## TASK DIRECTIONS
Search the listing for "ngerilme" and copy every line where it appears.
** BEGIN MATERIAL **
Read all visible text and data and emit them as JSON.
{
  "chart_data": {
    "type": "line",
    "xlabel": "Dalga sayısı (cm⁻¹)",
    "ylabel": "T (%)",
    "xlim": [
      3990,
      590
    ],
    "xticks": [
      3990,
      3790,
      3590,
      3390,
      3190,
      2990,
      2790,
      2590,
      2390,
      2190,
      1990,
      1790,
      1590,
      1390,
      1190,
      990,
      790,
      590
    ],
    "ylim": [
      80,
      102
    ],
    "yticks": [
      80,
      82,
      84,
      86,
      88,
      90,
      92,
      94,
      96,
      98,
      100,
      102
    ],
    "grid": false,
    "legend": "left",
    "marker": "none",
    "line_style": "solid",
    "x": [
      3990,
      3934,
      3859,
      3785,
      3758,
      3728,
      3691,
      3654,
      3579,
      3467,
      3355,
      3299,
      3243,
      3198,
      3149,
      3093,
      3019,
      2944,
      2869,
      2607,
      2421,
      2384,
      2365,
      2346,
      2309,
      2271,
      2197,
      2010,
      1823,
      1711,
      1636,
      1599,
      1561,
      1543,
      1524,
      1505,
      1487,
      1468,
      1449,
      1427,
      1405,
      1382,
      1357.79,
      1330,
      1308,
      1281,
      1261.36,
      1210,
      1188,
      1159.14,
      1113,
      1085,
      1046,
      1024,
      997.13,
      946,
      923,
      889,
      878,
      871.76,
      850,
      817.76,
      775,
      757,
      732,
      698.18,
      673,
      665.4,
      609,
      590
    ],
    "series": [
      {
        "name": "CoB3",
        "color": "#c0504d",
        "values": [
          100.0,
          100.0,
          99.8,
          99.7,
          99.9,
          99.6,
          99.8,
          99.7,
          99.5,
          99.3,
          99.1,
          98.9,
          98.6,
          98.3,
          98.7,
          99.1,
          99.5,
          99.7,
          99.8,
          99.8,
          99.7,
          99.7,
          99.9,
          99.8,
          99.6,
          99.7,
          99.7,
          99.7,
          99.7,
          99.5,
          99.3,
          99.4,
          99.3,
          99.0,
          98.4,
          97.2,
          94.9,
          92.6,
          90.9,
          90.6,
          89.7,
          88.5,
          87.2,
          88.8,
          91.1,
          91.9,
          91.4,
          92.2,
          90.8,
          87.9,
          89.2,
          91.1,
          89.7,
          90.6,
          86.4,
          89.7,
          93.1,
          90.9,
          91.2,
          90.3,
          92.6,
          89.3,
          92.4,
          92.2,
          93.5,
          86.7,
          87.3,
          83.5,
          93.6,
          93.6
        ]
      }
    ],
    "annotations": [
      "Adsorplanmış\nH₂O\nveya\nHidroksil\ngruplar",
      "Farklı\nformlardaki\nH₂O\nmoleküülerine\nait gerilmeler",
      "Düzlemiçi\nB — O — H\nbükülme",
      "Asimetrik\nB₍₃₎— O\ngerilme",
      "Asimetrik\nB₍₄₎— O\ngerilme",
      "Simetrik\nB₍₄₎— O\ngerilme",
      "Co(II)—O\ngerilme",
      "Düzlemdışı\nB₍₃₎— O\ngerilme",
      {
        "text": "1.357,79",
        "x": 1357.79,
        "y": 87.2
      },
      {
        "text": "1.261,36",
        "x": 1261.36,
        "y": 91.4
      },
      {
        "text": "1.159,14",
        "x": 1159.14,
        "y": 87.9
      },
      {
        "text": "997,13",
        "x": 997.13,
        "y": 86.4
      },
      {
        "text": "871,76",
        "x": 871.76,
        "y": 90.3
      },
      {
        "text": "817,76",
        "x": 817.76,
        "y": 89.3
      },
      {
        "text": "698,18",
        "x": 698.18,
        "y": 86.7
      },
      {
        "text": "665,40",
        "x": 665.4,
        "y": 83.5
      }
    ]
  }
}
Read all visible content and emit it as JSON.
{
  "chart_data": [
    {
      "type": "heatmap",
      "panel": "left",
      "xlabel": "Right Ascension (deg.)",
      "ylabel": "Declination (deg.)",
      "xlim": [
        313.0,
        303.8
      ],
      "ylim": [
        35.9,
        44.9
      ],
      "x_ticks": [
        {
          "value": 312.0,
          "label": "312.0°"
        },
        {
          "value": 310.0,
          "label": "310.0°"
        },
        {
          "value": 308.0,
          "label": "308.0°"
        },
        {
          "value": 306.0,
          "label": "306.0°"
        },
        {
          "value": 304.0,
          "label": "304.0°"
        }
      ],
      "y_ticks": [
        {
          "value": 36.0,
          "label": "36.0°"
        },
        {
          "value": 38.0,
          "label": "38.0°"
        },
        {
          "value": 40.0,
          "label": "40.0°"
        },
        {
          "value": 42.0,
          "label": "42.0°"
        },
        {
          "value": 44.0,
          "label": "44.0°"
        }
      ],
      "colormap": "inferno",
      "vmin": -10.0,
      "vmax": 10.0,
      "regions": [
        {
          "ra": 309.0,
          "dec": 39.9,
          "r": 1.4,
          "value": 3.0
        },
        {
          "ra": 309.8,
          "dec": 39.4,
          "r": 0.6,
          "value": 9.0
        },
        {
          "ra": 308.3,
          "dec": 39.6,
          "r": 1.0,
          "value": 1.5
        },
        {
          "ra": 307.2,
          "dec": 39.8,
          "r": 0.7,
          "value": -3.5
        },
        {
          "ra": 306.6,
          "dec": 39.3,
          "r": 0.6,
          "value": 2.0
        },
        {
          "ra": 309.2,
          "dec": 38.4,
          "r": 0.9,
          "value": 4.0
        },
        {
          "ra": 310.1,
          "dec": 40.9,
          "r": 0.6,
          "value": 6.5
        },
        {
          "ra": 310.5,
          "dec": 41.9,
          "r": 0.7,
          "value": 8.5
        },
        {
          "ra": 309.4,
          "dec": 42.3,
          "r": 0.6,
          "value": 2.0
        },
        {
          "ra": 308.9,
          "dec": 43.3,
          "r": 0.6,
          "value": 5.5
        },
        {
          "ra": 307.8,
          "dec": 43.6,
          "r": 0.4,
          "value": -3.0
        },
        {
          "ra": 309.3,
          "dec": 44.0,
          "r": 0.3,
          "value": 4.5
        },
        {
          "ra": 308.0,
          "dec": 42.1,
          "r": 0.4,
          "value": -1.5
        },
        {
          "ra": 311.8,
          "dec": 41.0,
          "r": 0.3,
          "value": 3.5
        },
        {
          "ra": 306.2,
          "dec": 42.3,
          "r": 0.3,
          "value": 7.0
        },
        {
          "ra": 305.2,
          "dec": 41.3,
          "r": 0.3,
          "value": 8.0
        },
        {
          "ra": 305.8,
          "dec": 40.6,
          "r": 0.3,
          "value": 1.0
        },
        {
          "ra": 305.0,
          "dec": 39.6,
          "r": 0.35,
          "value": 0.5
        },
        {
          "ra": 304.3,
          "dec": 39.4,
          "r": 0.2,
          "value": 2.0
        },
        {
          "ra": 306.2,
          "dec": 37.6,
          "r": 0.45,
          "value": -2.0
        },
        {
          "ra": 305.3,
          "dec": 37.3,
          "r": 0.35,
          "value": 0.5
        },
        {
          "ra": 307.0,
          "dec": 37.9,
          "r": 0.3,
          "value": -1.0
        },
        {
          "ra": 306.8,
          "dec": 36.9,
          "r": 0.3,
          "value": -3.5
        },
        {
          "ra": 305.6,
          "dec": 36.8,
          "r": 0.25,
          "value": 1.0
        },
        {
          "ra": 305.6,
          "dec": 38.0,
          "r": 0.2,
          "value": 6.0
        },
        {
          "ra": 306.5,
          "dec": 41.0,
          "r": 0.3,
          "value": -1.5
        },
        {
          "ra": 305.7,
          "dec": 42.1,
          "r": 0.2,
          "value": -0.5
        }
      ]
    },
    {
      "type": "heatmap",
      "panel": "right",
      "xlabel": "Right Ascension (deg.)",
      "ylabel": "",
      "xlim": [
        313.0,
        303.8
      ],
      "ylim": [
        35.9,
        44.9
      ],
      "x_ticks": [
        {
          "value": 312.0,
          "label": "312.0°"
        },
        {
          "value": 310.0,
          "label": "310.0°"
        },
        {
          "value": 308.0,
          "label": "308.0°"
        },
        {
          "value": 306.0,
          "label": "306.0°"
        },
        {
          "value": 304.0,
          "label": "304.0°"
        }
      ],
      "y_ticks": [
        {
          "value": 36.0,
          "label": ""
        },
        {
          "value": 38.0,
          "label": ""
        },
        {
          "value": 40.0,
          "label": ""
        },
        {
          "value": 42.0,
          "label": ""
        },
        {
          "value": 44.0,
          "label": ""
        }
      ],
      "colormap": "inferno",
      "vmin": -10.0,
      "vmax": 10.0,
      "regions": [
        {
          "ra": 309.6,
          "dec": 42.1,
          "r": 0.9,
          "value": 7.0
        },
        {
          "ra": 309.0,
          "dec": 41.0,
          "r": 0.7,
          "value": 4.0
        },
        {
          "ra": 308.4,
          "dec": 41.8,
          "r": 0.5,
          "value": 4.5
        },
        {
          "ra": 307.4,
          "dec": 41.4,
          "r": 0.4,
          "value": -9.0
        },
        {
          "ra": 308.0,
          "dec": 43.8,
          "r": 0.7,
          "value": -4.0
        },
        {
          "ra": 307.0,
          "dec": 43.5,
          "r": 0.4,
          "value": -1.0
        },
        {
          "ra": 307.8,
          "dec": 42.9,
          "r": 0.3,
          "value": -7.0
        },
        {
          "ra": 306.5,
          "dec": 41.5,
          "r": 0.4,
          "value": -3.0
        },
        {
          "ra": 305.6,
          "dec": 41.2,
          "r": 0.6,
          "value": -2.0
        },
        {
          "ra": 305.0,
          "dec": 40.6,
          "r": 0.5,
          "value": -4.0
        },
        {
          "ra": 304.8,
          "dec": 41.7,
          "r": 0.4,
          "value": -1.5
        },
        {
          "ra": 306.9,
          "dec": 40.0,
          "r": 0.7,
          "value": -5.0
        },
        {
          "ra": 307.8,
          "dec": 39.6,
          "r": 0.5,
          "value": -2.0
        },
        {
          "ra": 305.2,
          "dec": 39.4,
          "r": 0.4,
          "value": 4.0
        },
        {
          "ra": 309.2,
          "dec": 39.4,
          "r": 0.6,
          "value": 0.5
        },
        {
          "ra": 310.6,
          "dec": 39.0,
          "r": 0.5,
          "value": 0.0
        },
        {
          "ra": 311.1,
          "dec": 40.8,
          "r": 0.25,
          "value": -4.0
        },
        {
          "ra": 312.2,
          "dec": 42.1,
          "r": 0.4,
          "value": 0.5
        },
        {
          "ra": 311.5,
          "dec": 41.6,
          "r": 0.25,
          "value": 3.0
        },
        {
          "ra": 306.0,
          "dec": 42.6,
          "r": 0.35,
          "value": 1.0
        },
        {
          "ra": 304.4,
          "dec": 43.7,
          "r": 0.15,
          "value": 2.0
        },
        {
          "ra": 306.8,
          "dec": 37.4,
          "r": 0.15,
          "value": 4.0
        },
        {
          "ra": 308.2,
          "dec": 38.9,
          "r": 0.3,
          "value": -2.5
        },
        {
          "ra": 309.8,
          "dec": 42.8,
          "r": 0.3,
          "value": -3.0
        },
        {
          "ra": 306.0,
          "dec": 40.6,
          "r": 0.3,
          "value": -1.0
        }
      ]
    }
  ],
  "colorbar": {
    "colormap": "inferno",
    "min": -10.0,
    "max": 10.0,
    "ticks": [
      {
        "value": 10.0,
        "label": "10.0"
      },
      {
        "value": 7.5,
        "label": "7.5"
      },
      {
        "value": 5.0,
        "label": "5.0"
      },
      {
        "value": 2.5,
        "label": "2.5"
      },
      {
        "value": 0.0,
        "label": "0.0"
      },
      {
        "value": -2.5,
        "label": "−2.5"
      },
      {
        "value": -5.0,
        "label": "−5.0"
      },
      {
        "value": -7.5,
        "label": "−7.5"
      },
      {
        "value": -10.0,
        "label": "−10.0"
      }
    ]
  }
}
** END MATERIAL **
## SOLVED EXERCISE
      "Asimetrik\nB₍₃₎— O\ngerilme",
      "Asimetrik\nB₍₄₎— O\ngerilme",
      "Simetrik\nB₍₄₎— O\ngerilme",
      "Co(II)—O\ngerilme",
      "Düzlemdışı\nB₍₃₎— O\ngerilme",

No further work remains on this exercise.